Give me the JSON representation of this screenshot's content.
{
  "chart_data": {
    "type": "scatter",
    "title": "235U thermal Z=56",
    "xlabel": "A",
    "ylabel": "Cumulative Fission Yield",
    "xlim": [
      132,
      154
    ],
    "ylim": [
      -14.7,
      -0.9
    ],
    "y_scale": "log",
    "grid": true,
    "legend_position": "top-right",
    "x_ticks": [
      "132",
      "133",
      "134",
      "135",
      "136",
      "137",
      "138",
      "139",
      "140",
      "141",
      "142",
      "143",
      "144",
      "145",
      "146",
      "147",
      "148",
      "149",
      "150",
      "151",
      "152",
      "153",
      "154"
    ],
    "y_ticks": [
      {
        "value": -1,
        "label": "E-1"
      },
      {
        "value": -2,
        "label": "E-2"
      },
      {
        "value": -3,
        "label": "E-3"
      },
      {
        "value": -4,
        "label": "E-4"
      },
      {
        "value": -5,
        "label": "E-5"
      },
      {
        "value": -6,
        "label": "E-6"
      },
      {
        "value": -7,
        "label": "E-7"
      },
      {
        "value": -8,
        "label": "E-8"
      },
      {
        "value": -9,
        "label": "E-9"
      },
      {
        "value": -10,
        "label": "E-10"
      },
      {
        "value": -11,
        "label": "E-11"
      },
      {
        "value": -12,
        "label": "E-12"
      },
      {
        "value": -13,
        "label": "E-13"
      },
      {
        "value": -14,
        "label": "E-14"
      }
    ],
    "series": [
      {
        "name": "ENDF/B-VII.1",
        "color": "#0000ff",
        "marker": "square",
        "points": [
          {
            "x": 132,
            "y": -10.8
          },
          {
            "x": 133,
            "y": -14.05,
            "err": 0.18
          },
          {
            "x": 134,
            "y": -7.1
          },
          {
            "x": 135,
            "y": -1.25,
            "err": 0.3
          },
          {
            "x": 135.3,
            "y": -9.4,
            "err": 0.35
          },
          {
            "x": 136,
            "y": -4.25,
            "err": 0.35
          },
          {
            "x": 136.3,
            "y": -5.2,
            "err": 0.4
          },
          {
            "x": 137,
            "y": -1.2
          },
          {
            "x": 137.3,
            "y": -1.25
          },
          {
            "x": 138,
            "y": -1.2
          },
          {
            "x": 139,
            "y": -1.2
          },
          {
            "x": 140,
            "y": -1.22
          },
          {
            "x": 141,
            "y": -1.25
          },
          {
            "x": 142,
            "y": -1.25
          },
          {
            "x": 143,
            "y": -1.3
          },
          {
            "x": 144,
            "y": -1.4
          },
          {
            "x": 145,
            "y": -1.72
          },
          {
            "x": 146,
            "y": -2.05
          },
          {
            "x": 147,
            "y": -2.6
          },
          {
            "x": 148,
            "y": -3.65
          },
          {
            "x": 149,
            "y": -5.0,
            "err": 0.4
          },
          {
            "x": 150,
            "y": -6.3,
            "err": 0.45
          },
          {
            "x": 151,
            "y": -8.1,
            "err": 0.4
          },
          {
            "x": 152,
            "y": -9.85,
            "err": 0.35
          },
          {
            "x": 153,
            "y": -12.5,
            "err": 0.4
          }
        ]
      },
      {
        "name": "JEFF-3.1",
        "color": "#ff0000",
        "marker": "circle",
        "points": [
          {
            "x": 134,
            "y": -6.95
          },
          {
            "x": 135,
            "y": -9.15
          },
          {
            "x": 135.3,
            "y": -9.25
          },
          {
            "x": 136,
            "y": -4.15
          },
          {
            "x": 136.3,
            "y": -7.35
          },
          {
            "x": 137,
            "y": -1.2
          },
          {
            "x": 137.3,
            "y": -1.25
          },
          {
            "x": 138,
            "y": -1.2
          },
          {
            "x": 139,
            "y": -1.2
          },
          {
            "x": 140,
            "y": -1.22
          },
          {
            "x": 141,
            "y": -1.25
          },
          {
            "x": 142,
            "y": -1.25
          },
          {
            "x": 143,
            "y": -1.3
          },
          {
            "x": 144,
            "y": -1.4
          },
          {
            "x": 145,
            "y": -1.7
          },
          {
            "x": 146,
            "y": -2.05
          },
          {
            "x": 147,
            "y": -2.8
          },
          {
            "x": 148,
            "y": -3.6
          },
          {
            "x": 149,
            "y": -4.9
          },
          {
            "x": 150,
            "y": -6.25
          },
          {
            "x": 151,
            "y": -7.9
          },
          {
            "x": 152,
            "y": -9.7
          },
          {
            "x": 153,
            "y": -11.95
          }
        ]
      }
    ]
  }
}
########################################
◆ **Task requirements**: Write down all the entries again without a single difference.

◆ **Response to this exercise**:
Give me the JSON representation of this screenshot's content.
{
  "chart_data": {
    "type": "scatter",
    "title": "235U thermal Z=56",
    "xlabel": "A",
    "ylabel": "Cumulative Fission Yield",
    "xlim": [
      132,
      154
    ],
    "ylim": [
      -14.7,
      -0.9
    ],
    "y_scale": "log",
    "grid": true,
    "legend_position": "top-right",
    "x_ticks": [
      "132",
      "133",
      "134",
      "135",
      "136",
      "137",
      "138",
      "139",
      "140",
      "141",
      "142",
      "143",
      "144",
      "145",
      "146",
      "147",
      "148",
      "149",
      "150",
      "151",
      "152",
      "153",
      "154"
    ],
    "y_ticks": [
      {
        "value": -1,
        "label": "E-1"
      },
      {
        "value": -2,
        "label": "E-2"
      },
      {
        "value": -3,
        "label": "E-3"
      },
      {
        "value": -4,
        "label": "E-4"
      },
      {
        "value": -5,
        "label": "E-5"
      },
      {
        "value": -6,
        "label": "E-6"
      },
      {
        "value": -7,
        "label": "E-7"
      },
      {
        "value": -8,
        "label": "E-8"
      },
      {
        "value": -9,
        "label": "E-9"
      },
      {
        "value": -10,
        "label": "E-10"
      },
      {
        "value": -11,
        "label": "E-11"
      },
      {
        "value": -12,
        "label": "E-12"
      },
      {
        "value": -13,
        "label": "E-13"
      },
      {
        "value": -14,
        "label": "E-14"
      }
    ],
    "series": [
      {
        "name": "ENDF/B-VII.1",
        "color": "#0000ff",
        "marker": "square",
        "points": [
          {
            "x": 132,
            "y": -10.8
          },
          {
            "x": 133,
            "y": -14.05,
            "err": 0.18
          },
          {
            "x": 134,
            "y": -7.1
          },
          {
            "x": 135,
            "y": -1.25,
            "err": 0.3
          },
          {
            "x": 135.3,
            "y": -9.4,
            "err": 0.35
          },
          {
            "x": 136,
            "y": -4.25,
            "err": 0.35
          },
          {
            "x": 136.3,
            "y": -5.2,
            "err": 0.4
          },
          {
            "x": 137,
            "y": -1.2
          },
          {
            "x": 137.3,
            "y": -1.25
          },
          {
            "x": 138,
            "y": -1.2
          },
          {
            "x": 139,
            "y": -1.2
          },
          {
            "x": 140,
            "y": -1.22
          },
          {
            "x": 141,
            "y": -1.25
          },
          {
            "x": 142,
            "y": -1.25
          },
          {
            "x": 143,
            "y": -1.3
          },
          {
            "x": 144,
            "y": -1.4
          },
          {
            "x": 145,
            "y": -1.72
          },
          {
            "x": 146,
            "y": -2.05
          },
          {
            "x": 147,
            "y": -2.6
          },
          {
            "x": 148,
            "y": -3.65
          },
          {
            "x": 149,
            "y": -5.0,
            "err": 0.4
          },
          {
            "x": 150,
            "y": -6.3,
            "err": 0.45
          },
          {
            "x": 151,
            "y": -8.1,
            "err": 0.4
          },
          {
            "x": 152,
            "y": -9.85,
            "err": 0.35
          },
          {
            "x": 153,
            "y": -12.5,
            "err": 0.4
          }
        ]
      },
      {
        "name": "JEFF-3.1",
        "color": "#ff0000",
        "marker": "circle",
        "points": [
          {
            "x": 134,
            "y": -6.95
          },
          {
            "x": 135,
            "y": -9.15
          },
          {
            "x": 135.3,
            "y": -9.25
          },
          {
            "x": 136,
            "y": -4.15
          },
          {
            "x": 136.3,
            "y": -7.35
          },
          {
            "x": 137,
            "y": -1.2
          },
          {
            "x": 137.3,
            "y": -1.25
          },
          {
            "x": 138,
            "y": -1.2
          },
          {
            "x": 139,
            "y": -1.2
          },
          {
            "x": 140,
            "y": -1.22
          },
          {
            "x": 141,
            "y": -1.25
          },
          {
            "x": 142,
            "y": -1.25
          },
          {
            "x": 143,
            "y": -1.3
          },
          {
            "x": 144,
            "y": -1.4
          },
          {
            "x": 145,
            "y": -1.7
          },
          {
            "x": 146,
            "y": -2.05
          },
          {
            "x": 147,
            "y": -2.8
          },
          {
            "x": 148,
            "y": -3.6
          },
          {
            "x": 149,
            "y": -4.9
          },
          {
            "x": 150,
            "y": -6.25
          },
          {
            "x": 151,
            "y": -7.9
          },
          {
            "x": 152,
            "y": -9.7
          },
          {
            "x": 153,
            "y": -11.95
          }
        ]
      }
    ]
  }
}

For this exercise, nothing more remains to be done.